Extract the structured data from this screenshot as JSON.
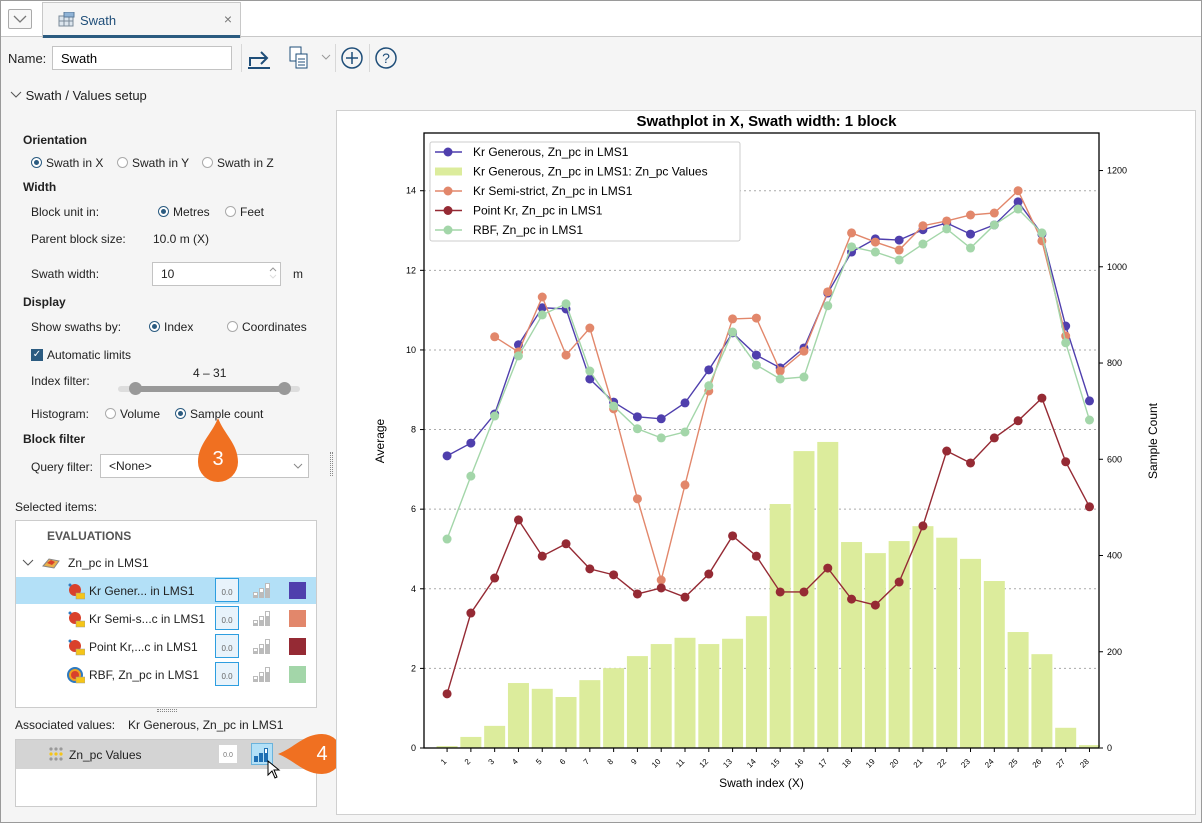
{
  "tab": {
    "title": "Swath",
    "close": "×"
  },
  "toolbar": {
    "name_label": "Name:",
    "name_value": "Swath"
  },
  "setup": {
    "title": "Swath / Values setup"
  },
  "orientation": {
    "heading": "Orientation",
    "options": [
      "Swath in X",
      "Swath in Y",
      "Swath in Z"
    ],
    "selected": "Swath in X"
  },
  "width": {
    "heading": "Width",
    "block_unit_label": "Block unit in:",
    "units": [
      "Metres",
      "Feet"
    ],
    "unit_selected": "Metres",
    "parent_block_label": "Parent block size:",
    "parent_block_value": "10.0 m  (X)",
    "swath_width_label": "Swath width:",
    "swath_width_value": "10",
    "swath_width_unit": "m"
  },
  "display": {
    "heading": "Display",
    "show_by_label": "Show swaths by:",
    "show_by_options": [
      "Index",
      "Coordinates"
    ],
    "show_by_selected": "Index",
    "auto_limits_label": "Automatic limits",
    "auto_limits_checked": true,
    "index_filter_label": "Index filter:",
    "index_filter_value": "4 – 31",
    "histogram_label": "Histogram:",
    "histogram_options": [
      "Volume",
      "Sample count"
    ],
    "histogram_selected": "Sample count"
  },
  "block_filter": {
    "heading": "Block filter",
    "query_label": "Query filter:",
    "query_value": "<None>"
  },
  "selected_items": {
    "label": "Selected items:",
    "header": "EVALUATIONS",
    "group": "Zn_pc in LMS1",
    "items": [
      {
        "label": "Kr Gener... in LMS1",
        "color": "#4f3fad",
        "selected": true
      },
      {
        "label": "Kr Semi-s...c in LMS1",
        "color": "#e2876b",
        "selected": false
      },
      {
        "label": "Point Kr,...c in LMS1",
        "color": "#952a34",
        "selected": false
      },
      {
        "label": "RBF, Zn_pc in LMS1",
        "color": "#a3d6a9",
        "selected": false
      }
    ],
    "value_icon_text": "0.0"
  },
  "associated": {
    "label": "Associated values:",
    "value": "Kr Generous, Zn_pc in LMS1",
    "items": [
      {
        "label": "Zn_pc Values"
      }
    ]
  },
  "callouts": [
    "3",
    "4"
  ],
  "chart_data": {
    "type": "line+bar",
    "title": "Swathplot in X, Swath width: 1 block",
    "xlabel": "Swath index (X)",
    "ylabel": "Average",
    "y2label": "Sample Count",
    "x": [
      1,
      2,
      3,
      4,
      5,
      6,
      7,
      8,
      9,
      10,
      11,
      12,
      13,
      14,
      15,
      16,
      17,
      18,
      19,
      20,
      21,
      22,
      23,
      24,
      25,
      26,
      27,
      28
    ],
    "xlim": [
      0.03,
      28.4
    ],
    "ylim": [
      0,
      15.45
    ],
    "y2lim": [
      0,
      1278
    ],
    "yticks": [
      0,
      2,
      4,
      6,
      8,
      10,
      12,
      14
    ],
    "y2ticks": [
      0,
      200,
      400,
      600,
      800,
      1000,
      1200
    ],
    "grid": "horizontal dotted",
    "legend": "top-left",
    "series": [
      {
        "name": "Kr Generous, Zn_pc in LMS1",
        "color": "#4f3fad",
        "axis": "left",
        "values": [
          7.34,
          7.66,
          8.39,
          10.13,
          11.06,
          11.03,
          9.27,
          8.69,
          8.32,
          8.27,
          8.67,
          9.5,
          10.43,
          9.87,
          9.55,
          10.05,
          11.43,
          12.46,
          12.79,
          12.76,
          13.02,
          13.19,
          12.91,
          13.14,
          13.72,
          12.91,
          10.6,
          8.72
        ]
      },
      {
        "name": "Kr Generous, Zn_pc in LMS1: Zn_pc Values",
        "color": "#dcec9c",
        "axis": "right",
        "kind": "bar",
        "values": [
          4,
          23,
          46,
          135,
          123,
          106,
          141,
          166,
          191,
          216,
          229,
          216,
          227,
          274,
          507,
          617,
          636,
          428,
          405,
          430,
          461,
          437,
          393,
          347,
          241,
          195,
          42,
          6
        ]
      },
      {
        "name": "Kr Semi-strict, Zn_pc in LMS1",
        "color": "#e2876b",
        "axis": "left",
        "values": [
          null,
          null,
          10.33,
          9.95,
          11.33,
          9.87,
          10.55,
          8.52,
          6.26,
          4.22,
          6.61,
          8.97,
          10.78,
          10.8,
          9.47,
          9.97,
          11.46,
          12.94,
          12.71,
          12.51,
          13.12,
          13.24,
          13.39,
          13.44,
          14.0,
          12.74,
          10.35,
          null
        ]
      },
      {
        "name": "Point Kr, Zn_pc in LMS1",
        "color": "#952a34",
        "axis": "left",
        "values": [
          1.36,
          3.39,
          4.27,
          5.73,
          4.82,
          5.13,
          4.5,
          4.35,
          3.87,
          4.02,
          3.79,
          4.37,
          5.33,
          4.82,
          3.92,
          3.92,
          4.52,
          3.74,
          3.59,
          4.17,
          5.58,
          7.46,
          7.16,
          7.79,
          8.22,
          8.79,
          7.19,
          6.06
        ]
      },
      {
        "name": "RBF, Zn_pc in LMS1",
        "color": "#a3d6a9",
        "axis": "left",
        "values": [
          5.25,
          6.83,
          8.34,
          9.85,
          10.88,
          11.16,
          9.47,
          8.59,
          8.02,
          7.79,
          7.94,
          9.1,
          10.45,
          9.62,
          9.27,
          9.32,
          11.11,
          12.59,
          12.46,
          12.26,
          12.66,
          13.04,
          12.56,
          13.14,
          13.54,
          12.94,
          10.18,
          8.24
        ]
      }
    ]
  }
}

----

STATED TASK: Go through the records line by line and count those containing the string "true". Give only the total.

RESULT OF THE TASK: 2